[EXCERPT]
Turnovers costly for James Kenan
By Rudy Coggins
Published in Sports on November 13, 2011 1:52 AM
RED SPRINGS -- Too many turnovers.
A solid, athletic passing attack.
Red Springs used those two elements to its advantage and eliminated James Kenan 42-28 from the N.C. High School Athletic Association 1-AA Mideast Regional football playoffs on a cold, bone-chilling Friday evening.
The two schools met in the postseason for the first time since 1957 during Kenan's first year of consolidation. The Red Devils earned an opening-round shutout win that season.
The Tigers' unexpected graciousness fueled this outcome.
Sophomore quarterback Blake Greene converted three James Kenan fumbles into touchdowns, and emerged the main weapon on 37 of the Red Devils' 46 plays in their spread offense.
The 5-foot-10, 185-pound field general completed 12 of 22 passes for 287 yards and three touchdowns -- including two to Zach Leach and one to Juilian Brown, who led all receivers with 179 yards on just six catches.
Greene rushed for a hard-earned 68 yards and two scores on 15 totes.

[DIRECTION 1]
Duplicate the passage of the James Kenan playoff article from "The two schools" to "fueled this outcome.".
[DIRECTION 2]
Go on with the James Kenan playoff article from where it stops.

[ENTRIES SUPPLIED]
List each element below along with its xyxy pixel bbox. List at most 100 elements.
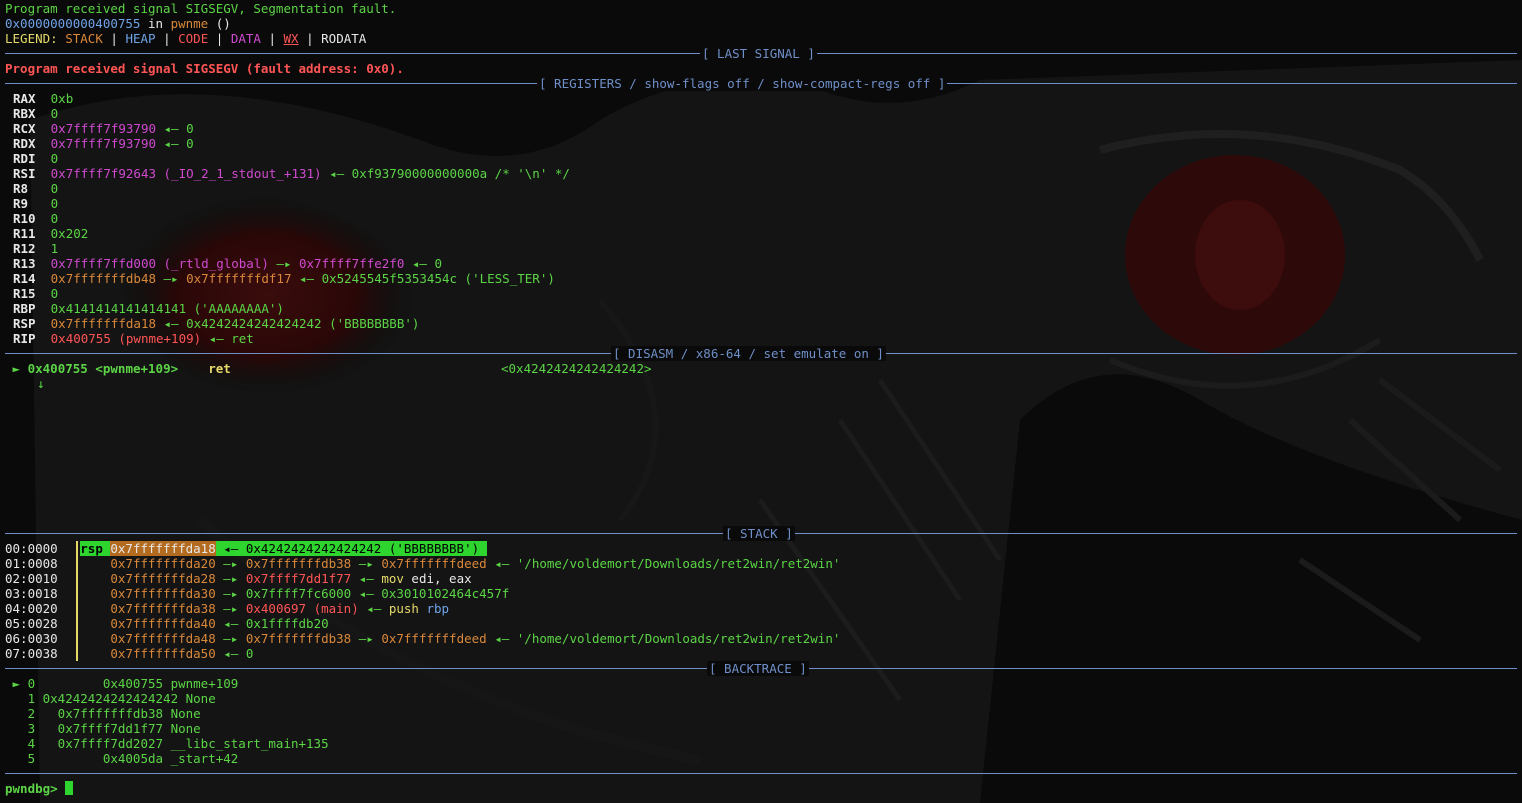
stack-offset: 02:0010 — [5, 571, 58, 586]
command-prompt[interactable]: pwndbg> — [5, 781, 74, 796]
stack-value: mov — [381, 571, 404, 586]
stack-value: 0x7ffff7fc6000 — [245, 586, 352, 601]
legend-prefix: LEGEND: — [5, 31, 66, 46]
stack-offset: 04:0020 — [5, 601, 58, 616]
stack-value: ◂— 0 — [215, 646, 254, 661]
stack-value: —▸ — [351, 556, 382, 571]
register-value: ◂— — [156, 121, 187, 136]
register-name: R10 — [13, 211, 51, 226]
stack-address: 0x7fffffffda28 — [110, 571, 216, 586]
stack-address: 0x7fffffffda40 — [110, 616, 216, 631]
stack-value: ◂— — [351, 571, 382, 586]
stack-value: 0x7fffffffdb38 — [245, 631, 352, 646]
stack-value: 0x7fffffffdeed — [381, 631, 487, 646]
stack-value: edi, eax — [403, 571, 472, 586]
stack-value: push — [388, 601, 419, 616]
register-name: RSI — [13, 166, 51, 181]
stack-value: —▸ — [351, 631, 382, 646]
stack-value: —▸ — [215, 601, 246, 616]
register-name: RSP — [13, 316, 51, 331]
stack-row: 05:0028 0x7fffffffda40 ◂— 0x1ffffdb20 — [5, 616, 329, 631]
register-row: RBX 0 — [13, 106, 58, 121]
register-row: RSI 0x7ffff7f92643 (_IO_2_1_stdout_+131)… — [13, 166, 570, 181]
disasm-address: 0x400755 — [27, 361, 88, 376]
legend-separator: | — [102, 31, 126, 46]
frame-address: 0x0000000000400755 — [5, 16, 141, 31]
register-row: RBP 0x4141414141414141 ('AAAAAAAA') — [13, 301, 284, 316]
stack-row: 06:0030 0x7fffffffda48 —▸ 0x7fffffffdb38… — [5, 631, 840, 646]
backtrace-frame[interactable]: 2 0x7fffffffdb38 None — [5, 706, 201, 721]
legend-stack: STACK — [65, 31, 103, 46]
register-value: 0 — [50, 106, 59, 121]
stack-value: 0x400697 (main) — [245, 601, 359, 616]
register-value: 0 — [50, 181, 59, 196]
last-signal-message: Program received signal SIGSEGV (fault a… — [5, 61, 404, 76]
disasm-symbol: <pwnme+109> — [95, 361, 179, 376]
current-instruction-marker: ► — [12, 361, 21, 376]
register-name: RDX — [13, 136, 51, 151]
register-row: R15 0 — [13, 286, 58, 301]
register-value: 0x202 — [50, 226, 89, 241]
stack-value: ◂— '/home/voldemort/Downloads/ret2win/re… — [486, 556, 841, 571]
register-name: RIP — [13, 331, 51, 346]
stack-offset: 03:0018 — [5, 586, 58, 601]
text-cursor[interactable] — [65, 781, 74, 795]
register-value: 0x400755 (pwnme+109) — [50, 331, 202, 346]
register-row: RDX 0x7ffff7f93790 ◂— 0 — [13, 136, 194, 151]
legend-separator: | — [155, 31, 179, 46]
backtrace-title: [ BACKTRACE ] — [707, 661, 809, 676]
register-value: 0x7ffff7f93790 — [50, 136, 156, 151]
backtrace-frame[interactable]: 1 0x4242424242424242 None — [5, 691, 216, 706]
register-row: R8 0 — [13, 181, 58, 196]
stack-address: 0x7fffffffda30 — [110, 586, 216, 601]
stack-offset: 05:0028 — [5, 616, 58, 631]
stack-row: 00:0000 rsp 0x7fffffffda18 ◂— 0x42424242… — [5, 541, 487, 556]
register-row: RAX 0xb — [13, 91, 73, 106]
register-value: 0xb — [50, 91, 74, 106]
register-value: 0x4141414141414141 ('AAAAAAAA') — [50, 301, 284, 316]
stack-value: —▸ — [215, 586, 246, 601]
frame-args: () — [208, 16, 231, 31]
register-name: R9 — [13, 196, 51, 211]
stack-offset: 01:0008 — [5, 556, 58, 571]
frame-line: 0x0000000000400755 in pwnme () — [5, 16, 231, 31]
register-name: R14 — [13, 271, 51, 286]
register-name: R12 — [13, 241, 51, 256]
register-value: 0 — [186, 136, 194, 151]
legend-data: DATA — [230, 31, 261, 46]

[RESULT 1]
The two schools met in the postseason for the first time since 1957 during Kenan's first year of consolidation. The Red Devils earned an opening-round shutout win that season.
The Tigers' unexpected graciousness fueled this outcome.

[RESULT 2]
"Their quarterback is good and their receivers will make you pay," said Tigers' head coach Ken Avent Jr. "When you play a spread team, you have to keep them off the field and we just weren't able to do that. I thought we did a good job of making them throw it to beat us, and that's what they did.
"You have to give them credit."
James Kenan (7-5 overall) took the opening kickoff and Dominique Barnes directed a time-consuming, 12-play drive that erased nearly eight minutes off the clock. Barnes capped the 67-yard possession with a 4-yard plunge.
The teams traded punts on their next possessions before Greene put the second-seeded Red Devils (10-2) on the board with a 1-yard dive early in the second quarter.
Raheim Phillips' 14-yard scamper put the Tigers ahead 14-7 at halftime.
Red Springs opened the third quarter with a 51-yard kickoff return, but the drive stalled on Greene's fourth-down incompletion. The Tigers fumbled on the next play, and Greene cashed in with a 10-yard scoring strike to Leach in the far right corner of the end zone.
"They made us pay when we fumbled," said Avent Jr.
Each team scored on its next possession. Phillips blocked a Red Devils extra point to give Kenan a slim 21-20 lead.
The momentum soon shifted.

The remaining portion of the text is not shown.